● **Exercise goal**
Copy all the entries below exactly, but not the pictures.

● **Provided data**

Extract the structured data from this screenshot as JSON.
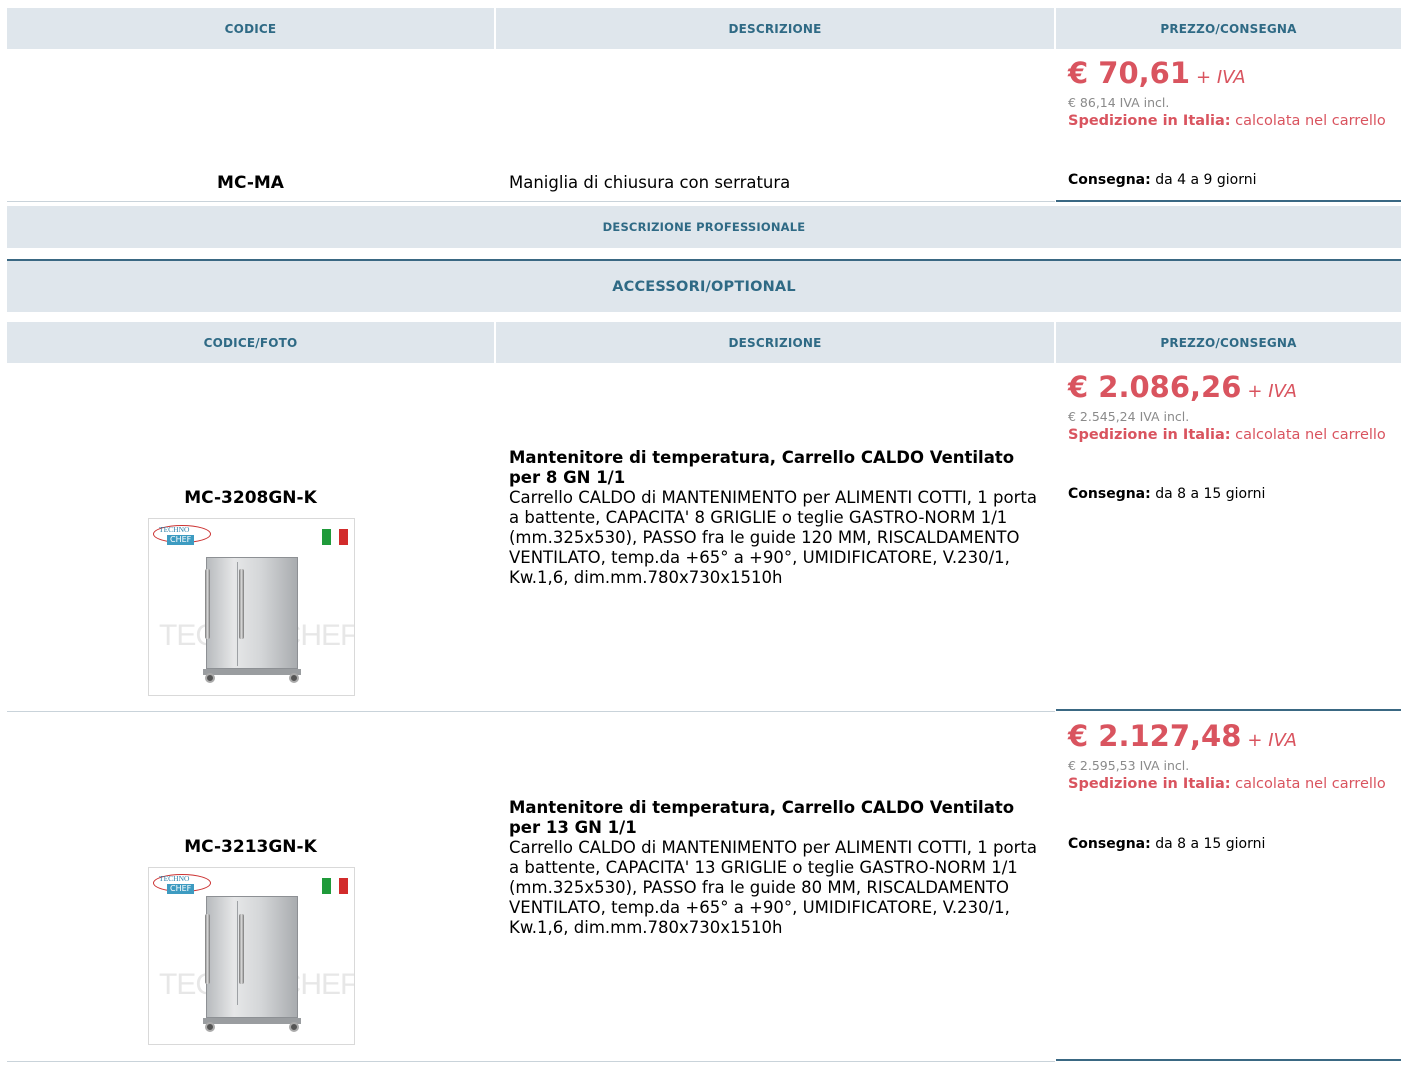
{
  "main_table": {
    "headers": [
      "CODICE",
      "DESCRIZIONE",
      "PREZZO/CONSEGNA"
    ],
    "row": {
      "code": "MC-MA",
      "description": "Maniglia di chiusura con serratura",
      "price": "€ 70,61",
      "price_suffix": "+ IVA",
      "price_incl": "€ 86,14 IVA incl.",
      "shipping_label": "Spedizione in Italia:",
      "shipping_value": "calcolata nel carrello",
      "delivery_label": "Consegna:",
      "delivery_value": "da 4 a 9 giorni"
    }
  },
  "professional_description_label": "DESCRIZIONE PROFESSIONALE",
  "accessories": {
    "title": "ACCESSORI/OPTIONAL",
    "headers": [
      "CODICE/FOTO",
      "DESCRIZIONE",
      "PREZZO/CONSEGNA"
    ],
    "items": [
      {
        "code": "MC-3208GN-K",
        "title": "Mantenitore di temperatura, Carrello CALDO Ventilato per 8 GN 1/1",
        "description": "Carrello CALDO di MANTENIMENTO per ALIMENTI COTTI, 1 porta a battente, CAPACITA' 8 GRIGLIE o teglie GASTRO-NORM 1/1 (mm.325x530), PASSO fra le guide 120 MM, RISCALDAMENTO VENTILATO, temp.da +65° a +90°, UMIDIFICATORE, V.230/1, Kw.1,6, dim.mm.780x730x1510h",
        "price": "€ 2.086,26",
        "price_suffix": "+ IVA",
        "price_incl": "€ 2.545,24 IVA incl.",
        "shipping_label": "Spedizione in Italia:",
        "shipping_value": "calcolata nel carrello",
        "delivery_label": "Consegna:",
        "delivery_value": "da 8 a 15 giorni",
        "logo_line1": "TECHNO",
        "logo_line2": "CHEF",
        "watermark": "TECHNOCHEF.IT"
      },
      {
        "code": "MC-3213GN-K",
        "title": "Mantenitore di temperatura, Carrello CALDO Ventilato per 13 GN 1/1",
        "description": "Carrello CALDO di MANTENIMENTO per ALIMENTI COTTI, 1 porta a battente, CAPACITA' 13 GRIGLIE o teglie GASTRO-NORM 1/1 (mm.325x530), PASSO fra le guide 80 MM, RISCALDAMENTO VENTILATO, temp.da +65° a +90°, UMIDIFICATORE, V.230/1, Kw.1,6, dim.mm.780x730x1510h",
        "price": "€ 2.127,48",
        "price_suffix": "+ IVA",
        "price_incl": "€ 2.595,53 IVA incl.",
        "shipping_label": "Spedizione in Italia:",
        "shipping_value": "calcolata nel carrello",
        "delivery_label": "Consegna:",
        "delivery_value": "da 8 a 15 giorni",
        "logo_line1": "TECHNO",
        "logo_line2": "CHEF",
        "watermark": "TECHNOCHEF.IT"
      }
    ]
  },
  "colors": {
    "header_bg": "#dfe6ec",
    "header_text": "#2f6a85",
    "price": "#d9545f",
    "divider": "#3a6883"
  }
}
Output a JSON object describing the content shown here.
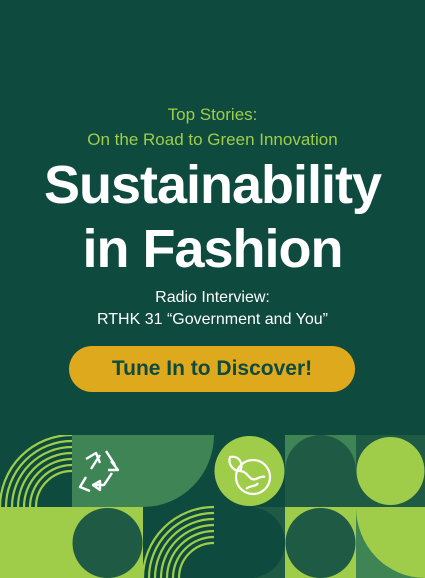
{
  "kicker": {
    "line1": "Top Stories:",
    "line2": "On the Road to Green Innovation"
  },
  "headline": {
    "line1": "Sustainability",
    "line2": "in Fashion"
  },
  "subtitle": {
    "line1": "Radio Interview:",
    "line2": "RTHK 31 “Government and You”"
  },
  "cta_label": "Tune In to Discover!",
  "colors": {
    "background": "#0f4a3f",
    "accent_green": "#9fcd49",
    "cta_gold": "#dea91d",
    "tile_mid_green": "#3e8455",
    "tile_dark_green": "#1f5a45"
  },
  "icons": [
    "recycle-icon",
    "globe-leaf-icon"
  ]
}
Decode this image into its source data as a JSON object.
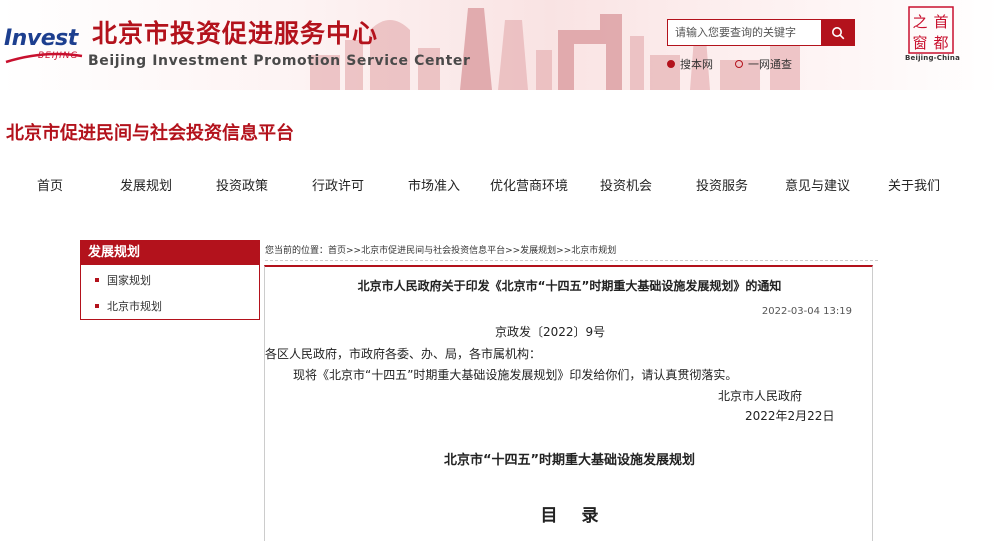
{
  "header": {
    "logo_text": "Invest",
    "logo_sub": "BEIJING",
    "title_cn": "北京市投资促进服务中心",
    "title_en": "Beijing Investment Promotion Service Center",
    "search_placeholder": "请输入您要查询的关键字",
    "radio": [
      {
        "label": "搜本网",
        "checked": true
      },
      {
        "label": "一网通查",
        "checked": false
      }
    ],
    "seal_label": "Beijing-China",
    "seal_chars": [
      "之",
      "首",
      "窗",
      "都"
    ]
  },
  "platform": {
    "title": "北京市促进民间与社会投资信息平台"
  },
  "nav": [
    "首页",
    "发展规划",
    "投资政策",
    "行政许可",
    "市场准入",
    "优化营商环境",
    "投资机会",
    "投资服务",
    "意见与建议",
    "关于我们"
  ],
  "sidebar": {
    "title": "发展规划",
    "items": [
      "国家规划",
      "北京市规划"
    ]
  },
  "breadcrumb": "您当前的位置：首页>>北京市促进民间与社会投资信息平台>>发展规划>>北京市规划",
  "article": {
    "title": "北京市人民政府关于印发《北京市“十四五”时期重大基础设施发展规划》的通知",
    "date": "2022-03-04 13:19",
    "doc_no": "京政发〔2022〕9号",
    "addressee": "各区人民政府，市政府各委、办、局，各市属机构：",
    "body": "现将《北京市“十四五”时期重大基础设施发展规划》印发给你们，请认真贯彻落实。",
    "signer": "北京市人民政府",
    "sign_date": "2022年2月22日",
    "plan_title": "北京市“十四五”时期重大基础设施发展规划",
    "toc_title": "目录"
  },
  "colors": {
    "brand_red": "#b3121c",
    "logo_blue": "#1d3f8f"
  }
}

● **The solution**
Extract the structured data from this screenshot as JSON.
{
  "main_table": {
    "headers": [
      "CODICE",
      "DESCRIZIONE",
      "PREZZO/CONSEGNA"
    ],
    "row": {
      "code": "MC-MA",
      "description": "Maniglia di chiusura con serratura",
      "price": "€ 70,61",
      "price_suffix": "+ IVA",
      "price_incl": "€ 86,14 IVA incl.",
      "shipping_label": "Spedizione in Italia:",
      "shipping_value": "calcolata nel carrello",
      "delivery_label": "Consegna:",
      "delivery_value": "da 4 a 9 giorni"
    }
  },
  "professional_description_label": "DESCRIZIONE PROFESSIONALE",
  "accessories": {
    "title": "ACCESSORI/OPTIONAL",
    "headers": [
      "CODICE/FOTO",
      "DESCRIZIONE",
      "PREZZO/CONSEGNA"
    ],
    "items": [
      {
        "code": "MC-3208GN-K",
        "title": "Mantenitore di temperatura, Carrello CALDO Ventilato per 8 GN 1/1",
        "description": "Carrello CALDO di MANTENIMENTO per ALIMENTI COTTI, 1 porta a battente, CAPACITA' 8 GRIGLIE o teglie GASTRO-NORM 1/1 (mm.325x530), PASSO fra le guide 120 MM, RISCALDAMENTO VENTILATO, temp.da +65° a +90°, UMIDIFICATORE, V.230/1, Kw.1,6, dim.mm.780x730x1510h",
        "price": "€ 2.086,26",
        "price_suffix": "+ IVA",
        "price_incl": "€ 2.545,24 IVA incl.",
        "shipping_label": "Spedizione in Italia:",
        "shipping_value": "calcolata nel carrello",
        "delivery_label": "Consegna:",
        "delivery_value": "da 8 a 15 giorni",
        "logo_line1": "TECHNO",
        "logo_line2": "CHEF",
        "watermark": "TECHNOCHEF.IT"
      },
      {
        "code": "MC-3213GN-K",
        "title": "Mantenitore di temperatura, Carrello CALDO Ventilato per 13 GN 1/1",
        "description": "Carrello CALDO di MANTENIMENTO per ALIMENTI COTTI, 1 porta a battente, CAPACITA' 13 GRIGLIE o teglie GASTRO-NORM 1/1 (mm.325x530), PASSO fra le guide 80 MM, RISCALDAMENTO VENTILATO, temp.da +65° a +90°, UMIDIFICATORE, V.230/1, Kw.1,6, dim.mm.780x730x1510h",
        "price": "€ 2.127,48",
        "price_suffix": "+ IVA",
        "price_incl": "€ 2.595,53 IVA incl.",
        "shipping_label": "Spedizione in Italia:",
        "shipping_value": "calcolata nel carrello",
        "delivery_label": "Consegna:",
        "delivery_value": "da 8 a 15 giorni",
        "logo_line1": "TECHNO",
        "logo_line2": "CHEF",
        "watermark": "TECHNOCHEF.IT"
      }
    ]
  },
  "colors": {
    "header_bg": "#dfe6ec",
    "header_text": "#2f6a85",
    "price": "#d9545f",
    "divider": "#3a6883"
  }
}
Output a JSON object describing the content shown here.
{
  "kicker": {
    "line1": "Top Stories:",
    "line2": "On the Road to Green Innovation"
  },
  "headline": {
    "line1": "Sustainability",
    "line2": "in Fashion"
  },
  "subtitle": {
    "line1": "Radio Interview:",
    "line2": "RTHK 31 “Government and You”"
  },
  "cta_label": "Tune In to Discover!",
  "colors": {
    "background": "#0f4a3f",
    "accent_green": "#9fcd49",
    "cta_gold": "#dea91d",
    "tile_mid_green": "#3e8455",
    "tile_dark_green": "#1f5a45"
  },
  "icons": [
    "recycle-icon",
    "globe-leaf-icon"
  ]
}
Decode this image into its source data as a JSON object.
{
  "header": {
    "logo_text": "Invest",
    "logo_sub": "BEIJING",
    "title_cn": "北京市投资促进服务中心",
    "title_en": "Beijing Investment Promotion Service Center",
    "search_placeholder": "请输入您要查询的关键字",
    "radio": [
      {
        "label": "搜本网",
        "checked": true
      },
      {
        "label": "一网通查",
        "checked": false
      }
    ],
    "seal_label": "Beijing-China",
    "seal_chars": [
      "之",
      "首",
      "窗",
      "都"
    ]
  },
  "platform": {
    "title": "北京市促进民间与社会投资信息平台"
  },
  "nav": [
    "首页",
    "发展规划",
    "投资政策",
    "行政许可",
    "市场准入",
    "优化营商环境",
    "投资机会",
    "投资服务",
    "意见与建议",
    "关于我们"
  ],
  "sidebar": {
    "title": "发展规划",
    "items": [
      "国家规划",
      "北京市规划"
    ]
  },
  "breadcrumb": "您当前的位置：首页>>北京市促进民间与社会投资信息平台>>发展规划>>北京市规划",
  "article": {
    "title": "北京市人民政府关于印发《北京市“十四五”时期重大基础设施发展规划》的通知",
    "date": "2022-03-04 13:19",
    "doc_no": "京政发〔2022〕9号",
    "addressee": "各区人民政府，市政府各委、办、局，各市属机构：",
    "body": "现将《北京市“十四五”时期重大基础设施发展规划》印发给你们，请认真贯彻落实。",
    "signer": "北京市人民政府",
    "sign_date": "2022年2月22日",
    "plan_title": "北京市“十四五”时期重大基础设施发展规划",
    "toc_title": "目录"
  },
  "colors": {
    "brand_red": "#b3121c",
    "logo_blue": "#1d3f8f"
  }
}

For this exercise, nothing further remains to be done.